AIM OF THE TASK
Write the data out again, exactly as given.

WORKING DATA
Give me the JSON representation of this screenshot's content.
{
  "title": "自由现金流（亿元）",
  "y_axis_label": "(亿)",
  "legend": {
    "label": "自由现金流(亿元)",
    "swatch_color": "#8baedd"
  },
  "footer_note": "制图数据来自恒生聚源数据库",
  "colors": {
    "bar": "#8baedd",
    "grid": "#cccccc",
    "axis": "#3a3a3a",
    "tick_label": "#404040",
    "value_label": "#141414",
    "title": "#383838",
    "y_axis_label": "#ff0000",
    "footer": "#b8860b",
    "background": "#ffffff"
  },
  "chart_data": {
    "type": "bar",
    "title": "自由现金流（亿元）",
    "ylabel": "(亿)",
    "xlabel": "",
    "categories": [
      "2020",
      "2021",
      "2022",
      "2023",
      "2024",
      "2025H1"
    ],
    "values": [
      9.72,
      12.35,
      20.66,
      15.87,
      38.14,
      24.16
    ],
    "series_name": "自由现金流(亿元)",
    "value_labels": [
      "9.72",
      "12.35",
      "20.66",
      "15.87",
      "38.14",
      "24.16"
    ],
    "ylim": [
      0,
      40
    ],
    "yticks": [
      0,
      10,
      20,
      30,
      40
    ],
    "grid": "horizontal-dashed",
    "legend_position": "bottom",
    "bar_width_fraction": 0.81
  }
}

ANSWER TO THE EXERCISE
Give me the JSON representation of this screenshot's content.
{
  "title": "自由现金流（亿元）",
  "y_axis_label": "(亿)",
  "legend": {
    "label": "自由现金流(亿元)",
    "swatch_color": "#8baedd"
  },
  "footer_note": "制图数据来自恒生聚源数据库",
  "colors": {
    "bar": "#8baedd",
    "grid": "#cccccc",
    "axis": "#3a3a3a",
    "tick_label": "#404040",
    "value_label": "#141414",
    "title": "#383838",
    "y_axis_label": "#ff0000",
    "footer": "#b8860b",
    "background": "#ffffff"
  },
  "chart_data": {
    "type": "bar",
    "title": "自由现金流（亿元）",
    "ylabel": "(亿)",
    "xlabel": "",
    "categories": [
      "2020",
      "2021",
      "2022",
      "2023",
      "2024",
      "2025H1"
    ],
    "values": [
      9.72,
      12.35,
      20.66,
      15.87,
      38.14,
      24.16
    ],
    "series_name": "自由现金流(亿元)",
    "value_labels": [
      "9.72",
      "12.35",
      "20.66",
      "15.87",
      "38.14",
      "24.16"
    ],
    "ylim": [
      0,
      40
    ],
    "yticks": [
      0,
      10,
      20,
      30,
      40
    ],
    "grid": "horizontal-dashed",
    "legend_position": "bottom",
    "bar_width_fraction": 0.81
  }
}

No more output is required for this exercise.